## What you need to do
Track down each line that has the word "Branch" and copy it.

--

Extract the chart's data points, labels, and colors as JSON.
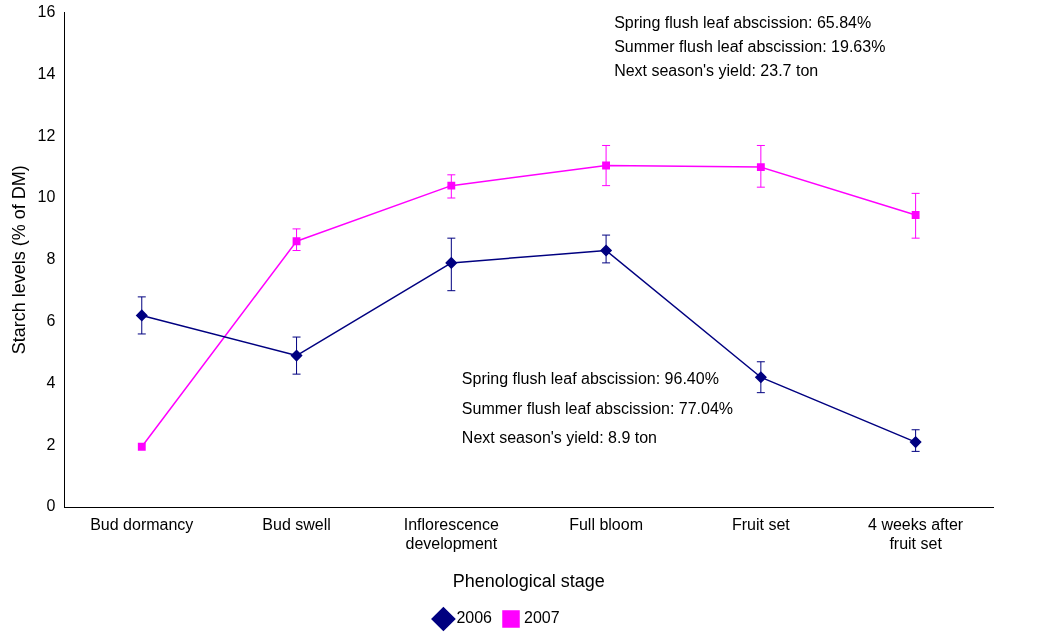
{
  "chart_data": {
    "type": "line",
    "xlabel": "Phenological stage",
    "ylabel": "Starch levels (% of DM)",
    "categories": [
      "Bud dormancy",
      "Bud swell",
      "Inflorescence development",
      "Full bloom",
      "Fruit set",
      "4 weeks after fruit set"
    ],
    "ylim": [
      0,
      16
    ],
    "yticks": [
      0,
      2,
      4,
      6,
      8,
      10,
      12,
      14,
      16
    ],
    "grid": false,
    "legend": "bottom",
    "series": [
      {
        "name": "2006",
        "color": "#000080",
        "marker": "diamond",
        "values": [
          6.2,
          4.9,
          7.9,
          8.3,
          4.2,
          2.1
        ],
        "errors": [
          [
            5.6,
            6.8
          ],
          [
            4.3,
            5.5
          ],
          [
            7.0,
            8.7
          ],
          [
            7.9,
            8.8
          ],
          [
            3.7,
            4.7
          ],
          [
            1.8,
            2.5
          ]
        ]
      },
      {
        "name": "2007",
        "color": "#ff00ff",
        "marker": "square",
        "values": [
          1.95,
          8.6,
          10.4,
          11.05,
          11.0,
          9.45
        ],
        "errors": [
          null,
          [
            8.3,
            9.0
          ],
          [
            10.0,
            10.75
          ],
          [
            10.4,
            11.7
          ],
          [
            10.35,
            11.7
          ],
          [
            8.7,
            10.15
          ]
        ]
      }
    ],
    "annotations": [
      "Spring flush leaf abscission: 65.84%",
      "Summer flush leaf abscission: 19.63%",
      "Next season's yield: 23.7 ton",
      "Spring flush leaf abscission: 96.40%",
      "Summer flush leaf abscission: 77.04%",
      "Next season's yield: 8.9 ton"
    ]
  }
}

--

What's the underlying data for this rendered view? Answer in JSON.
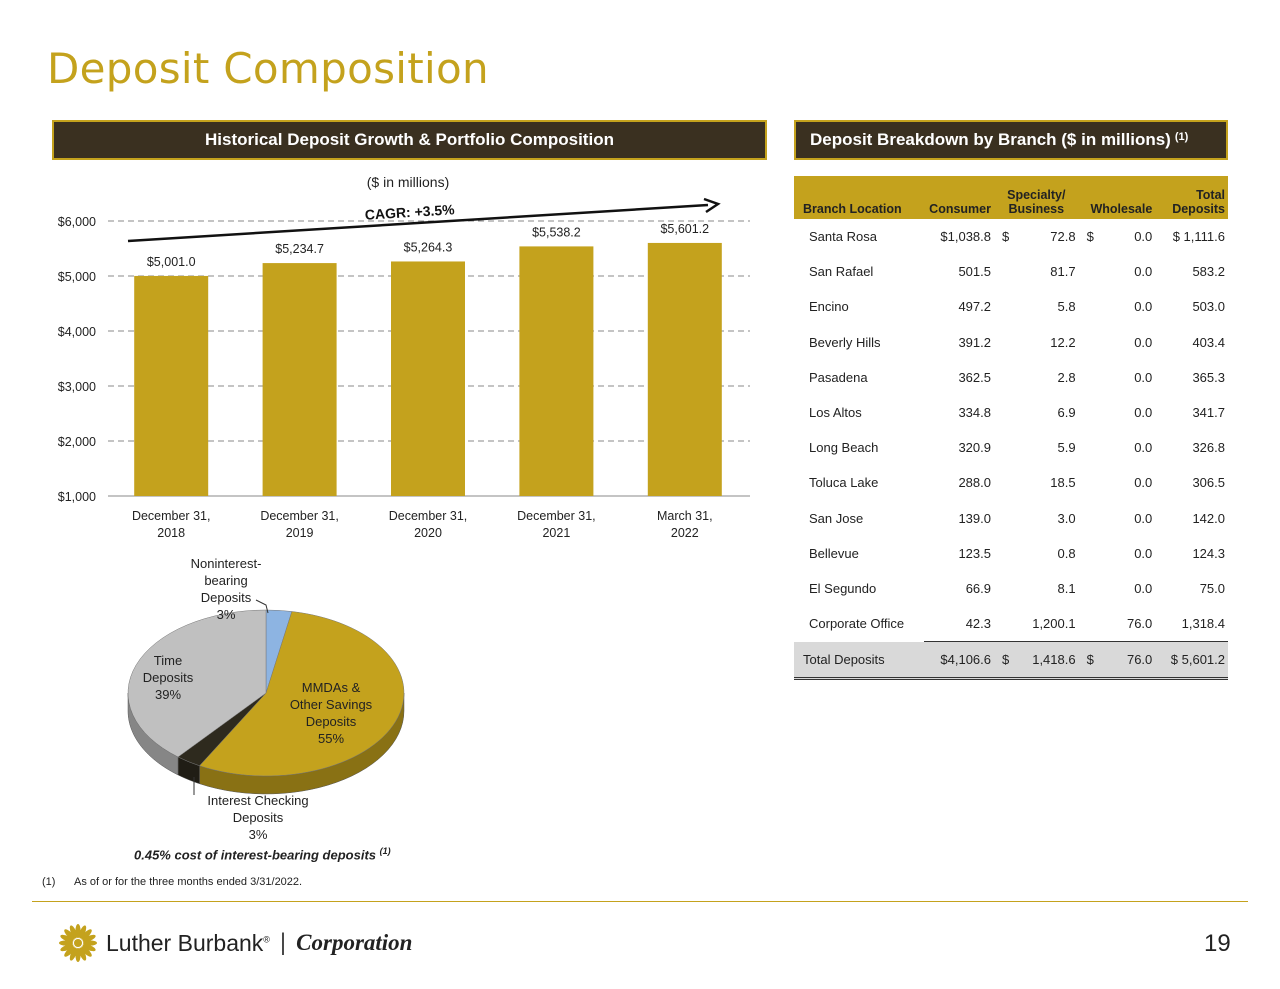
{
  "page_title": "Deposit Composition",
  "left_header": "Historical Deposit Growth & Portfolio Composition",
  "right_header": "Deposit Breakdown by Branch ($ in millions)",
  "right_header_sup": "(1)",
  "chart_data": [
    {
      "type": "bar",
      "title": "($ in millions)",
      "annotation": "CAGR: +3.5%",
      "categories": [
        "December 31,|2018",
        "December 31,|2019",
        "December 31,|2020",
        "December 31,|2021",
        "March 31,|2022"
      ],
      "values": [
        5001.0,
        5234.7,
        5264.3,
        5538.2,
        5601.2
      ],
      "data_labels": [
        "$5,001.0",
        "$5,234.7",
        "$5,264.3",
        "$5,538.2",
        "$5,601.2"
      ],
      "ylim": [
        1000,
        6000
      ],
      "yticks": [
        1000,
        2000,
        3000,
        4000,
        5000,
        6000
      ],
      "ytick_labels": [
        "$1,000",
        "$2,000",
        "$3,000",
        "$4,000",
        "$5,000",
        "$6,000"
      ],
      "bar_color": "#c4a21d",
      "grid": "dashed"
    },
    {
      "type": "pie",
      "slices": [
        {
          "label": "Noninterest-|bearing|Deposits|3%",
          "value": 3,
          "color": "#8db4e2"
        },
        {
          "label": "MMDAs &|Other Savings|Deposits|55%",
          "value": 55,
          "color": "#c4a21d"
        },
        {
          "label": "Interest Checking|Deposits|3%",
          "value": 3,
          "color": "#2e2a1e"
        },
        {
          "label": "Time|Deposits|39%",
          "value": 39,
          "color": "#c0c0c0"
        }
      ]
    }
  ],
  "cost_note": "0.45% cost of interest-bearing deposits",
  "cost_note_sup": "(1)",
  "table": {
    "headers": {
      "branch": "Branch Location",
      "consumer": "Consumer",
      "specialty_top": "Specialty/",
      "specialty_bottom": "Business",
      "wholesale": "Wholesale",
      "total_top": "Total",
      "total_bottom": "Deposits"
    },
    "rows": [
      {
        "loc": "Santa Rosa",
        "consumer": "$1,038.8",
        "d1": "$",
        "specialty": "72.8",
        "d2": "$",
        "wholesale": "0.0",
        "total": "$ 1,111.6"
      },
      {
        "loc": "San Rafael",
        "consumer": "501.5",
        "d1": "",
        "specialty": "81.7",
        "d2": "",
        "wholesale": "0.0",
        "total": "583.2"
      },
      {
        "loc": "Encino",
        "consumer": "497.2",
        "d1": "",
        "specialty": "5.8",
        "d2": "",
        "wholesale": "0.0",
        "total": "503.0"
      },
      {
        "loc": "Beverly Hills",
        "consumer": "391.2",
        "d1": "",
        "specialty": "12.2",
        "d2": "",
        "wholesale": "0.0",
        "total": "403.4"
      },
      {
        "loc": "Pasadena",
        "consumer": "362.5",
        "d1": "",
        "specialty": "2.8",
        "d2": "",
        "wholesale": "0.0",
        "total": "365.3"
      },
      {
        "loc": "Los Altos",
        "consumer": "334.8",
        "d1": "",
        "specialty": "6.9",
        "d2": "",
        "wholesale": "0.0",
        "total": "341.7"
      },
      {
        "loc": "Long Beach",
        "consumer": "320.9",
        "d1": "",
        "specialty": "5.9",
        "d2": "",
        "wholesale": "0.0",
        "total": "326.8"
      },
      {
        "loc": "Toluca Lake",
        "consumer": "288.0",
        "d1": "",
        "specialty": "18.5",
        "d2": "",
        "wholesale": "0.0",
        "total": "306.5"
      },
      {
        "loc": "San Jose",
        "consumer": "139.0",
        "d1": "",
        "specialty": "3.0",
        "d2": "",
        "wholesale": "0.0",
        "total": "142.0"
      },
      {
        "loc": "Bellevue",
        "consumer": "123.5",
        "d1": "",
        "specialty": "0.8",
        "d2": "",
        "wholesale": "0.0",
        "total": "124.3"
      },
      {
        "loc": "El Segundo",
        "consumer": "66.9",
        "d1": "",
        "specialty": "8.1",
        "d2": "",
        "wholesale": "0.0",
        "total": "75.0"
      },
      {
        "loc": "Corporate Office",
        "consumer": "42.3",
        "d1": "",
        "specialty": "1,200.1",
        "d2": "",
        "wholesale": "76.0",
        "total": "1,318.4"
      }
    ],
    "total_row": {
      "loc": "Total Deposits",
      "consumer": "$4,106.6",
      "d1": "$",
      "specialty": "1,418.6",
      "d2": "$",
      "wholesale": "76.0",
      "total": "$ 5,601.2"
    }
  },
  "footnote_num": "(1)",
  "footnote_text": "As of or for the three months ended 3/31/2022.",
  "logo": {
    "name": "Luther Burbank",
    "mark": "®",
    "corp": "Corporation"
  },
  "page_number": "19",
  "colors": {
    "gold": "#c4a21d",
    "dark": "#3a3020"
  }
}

--

## Solution below
  "right_header": "Deposit Breakdown by Branch ($ in millions)",
      "branch": "Branch Location",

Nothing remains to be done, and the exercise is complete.